_Exercise brief_
Of the lines in this listing, how many contain the word "TTCK"? Give the number and nothing else.

_Data_
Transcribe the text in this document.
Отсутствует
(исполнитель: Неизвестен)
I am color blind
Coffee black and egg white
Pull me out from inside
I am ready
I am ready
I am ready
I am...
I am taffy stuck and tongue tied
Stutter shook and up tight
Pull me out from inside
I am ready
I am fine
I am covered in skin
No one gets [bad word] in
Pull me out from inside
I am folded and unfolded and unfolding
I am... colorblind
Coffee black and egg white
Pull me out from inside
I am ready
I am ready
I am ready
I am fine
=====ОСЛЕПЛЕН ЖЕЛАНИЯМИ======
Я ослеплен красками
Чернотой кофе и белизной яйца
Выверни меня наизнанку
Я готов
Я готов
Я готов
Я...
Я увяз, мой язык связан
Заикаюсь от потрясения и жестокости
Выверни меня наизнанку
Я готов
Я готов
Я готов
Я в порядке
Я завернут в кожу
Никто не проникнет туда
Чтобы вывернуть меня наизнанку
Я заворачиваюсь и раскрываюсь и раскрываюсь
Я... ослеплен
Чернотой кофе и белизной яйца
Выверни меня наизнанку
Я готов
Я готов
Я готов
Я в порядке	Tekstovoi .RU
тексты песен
...
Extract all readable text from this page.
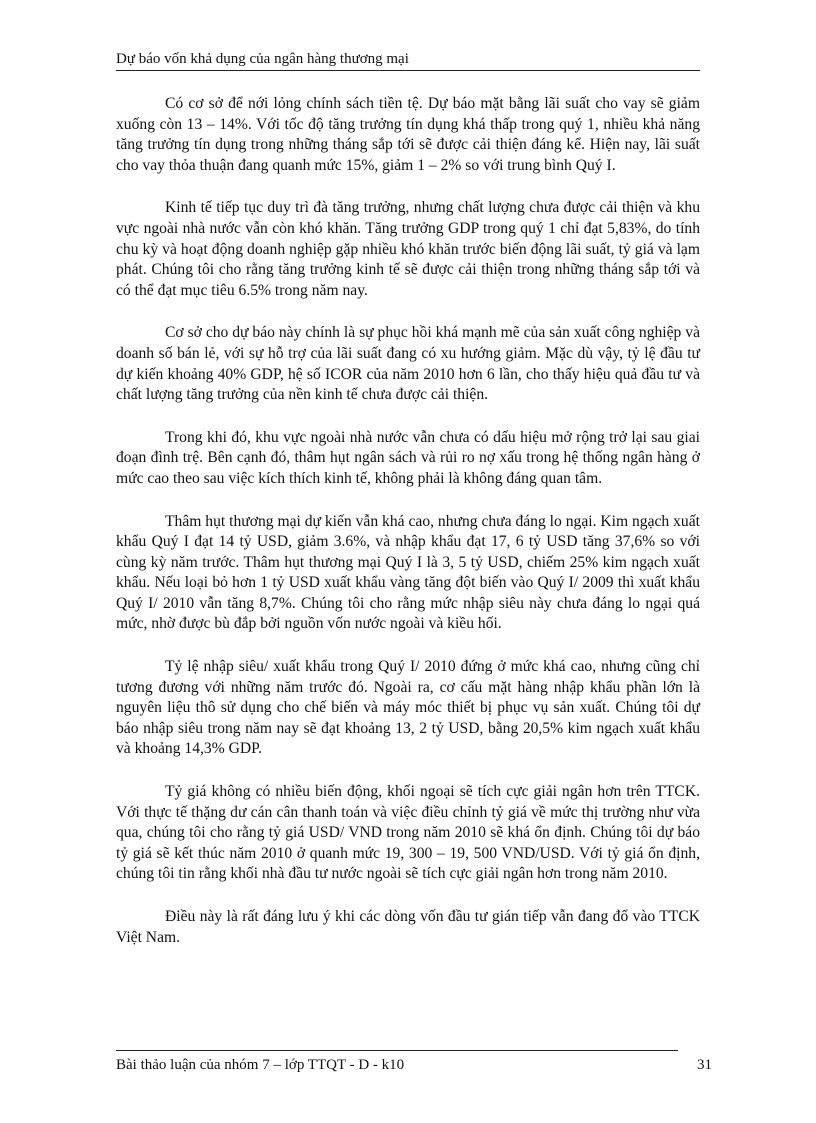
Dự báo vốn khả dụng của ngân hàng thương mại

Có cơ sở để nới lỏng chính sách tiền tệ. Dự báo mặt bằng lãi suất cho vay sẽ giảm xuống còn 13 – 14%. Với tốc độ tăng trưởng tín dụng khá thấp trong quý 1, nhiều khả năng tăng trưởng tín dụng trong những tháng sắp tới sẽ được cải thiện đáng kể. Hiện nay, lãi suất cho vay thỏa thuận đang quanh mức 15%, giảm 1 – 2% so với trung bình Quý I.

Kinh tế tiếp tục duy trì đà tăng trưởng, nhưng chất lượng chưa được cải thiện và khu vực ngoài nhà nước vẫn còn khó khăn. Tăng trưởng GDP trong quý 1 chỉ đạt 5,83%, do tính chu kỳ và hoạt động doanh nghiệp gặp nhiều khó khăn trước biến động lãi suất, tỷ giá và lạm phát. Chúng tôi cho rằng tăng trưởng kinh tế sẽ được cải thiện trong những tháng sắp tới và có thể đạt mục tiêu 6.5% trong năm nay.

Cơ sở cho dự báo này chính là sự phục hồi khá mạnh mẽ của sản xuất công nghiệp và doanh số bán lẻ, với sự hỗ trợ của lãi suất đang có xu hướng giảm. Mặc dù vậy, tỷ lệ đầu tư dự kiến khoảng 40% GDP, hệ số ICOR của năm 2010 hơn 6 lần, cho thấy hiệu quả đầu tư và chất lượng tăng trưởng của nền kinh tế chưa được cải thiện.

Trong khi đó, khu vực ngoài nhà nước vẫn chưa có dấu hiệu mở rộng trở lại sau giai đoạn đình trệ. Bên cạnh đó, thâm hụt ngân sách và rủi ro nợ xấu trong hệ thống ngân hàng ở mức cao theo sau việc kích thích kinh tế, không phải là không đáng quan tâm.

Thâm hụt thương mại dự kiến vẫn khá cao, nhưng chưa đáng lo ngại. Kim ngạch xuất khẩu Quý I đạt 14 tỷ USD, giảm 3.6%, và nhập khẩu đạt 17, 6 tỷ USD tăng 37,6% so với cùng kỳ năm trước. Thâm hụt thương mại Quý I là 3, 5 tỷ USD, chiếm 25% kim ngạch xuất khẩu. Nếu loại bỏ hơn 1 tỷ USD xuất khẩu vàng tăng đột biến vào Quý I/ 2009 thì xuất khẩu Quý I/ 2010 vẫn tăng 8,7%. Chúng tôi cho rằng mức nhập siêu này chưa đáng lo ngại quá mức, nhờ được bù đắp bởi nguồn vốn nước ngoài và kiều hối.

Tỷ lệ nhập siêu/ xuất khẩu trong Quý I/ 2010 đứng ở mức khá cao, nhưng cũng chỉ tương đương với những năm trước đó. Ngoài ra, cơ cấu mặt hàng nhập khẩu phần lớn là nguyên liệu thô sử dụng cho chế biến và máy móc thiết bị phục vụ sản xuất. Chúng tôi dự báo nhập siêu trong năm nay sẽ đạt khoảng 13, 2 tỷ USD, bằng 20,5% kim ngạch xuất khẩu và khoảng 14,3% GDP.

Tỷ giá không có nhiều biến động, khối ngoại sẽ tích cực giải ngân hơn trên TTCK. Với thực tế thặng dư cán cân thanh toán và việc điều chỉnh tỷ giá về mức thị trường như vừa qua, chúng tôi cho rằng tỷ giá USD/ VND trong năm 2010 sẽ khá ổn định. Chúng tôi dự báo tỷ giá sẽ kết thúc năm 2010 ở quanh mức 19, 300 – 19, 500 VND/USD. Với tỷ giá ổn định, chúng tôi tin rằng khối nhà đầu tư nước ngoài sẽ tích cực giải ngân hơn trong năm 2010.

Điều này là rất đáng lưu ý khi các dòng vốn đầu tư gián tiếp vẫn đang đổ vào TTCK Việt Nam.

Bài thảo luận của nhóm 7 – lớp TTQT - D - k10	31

_Result_
2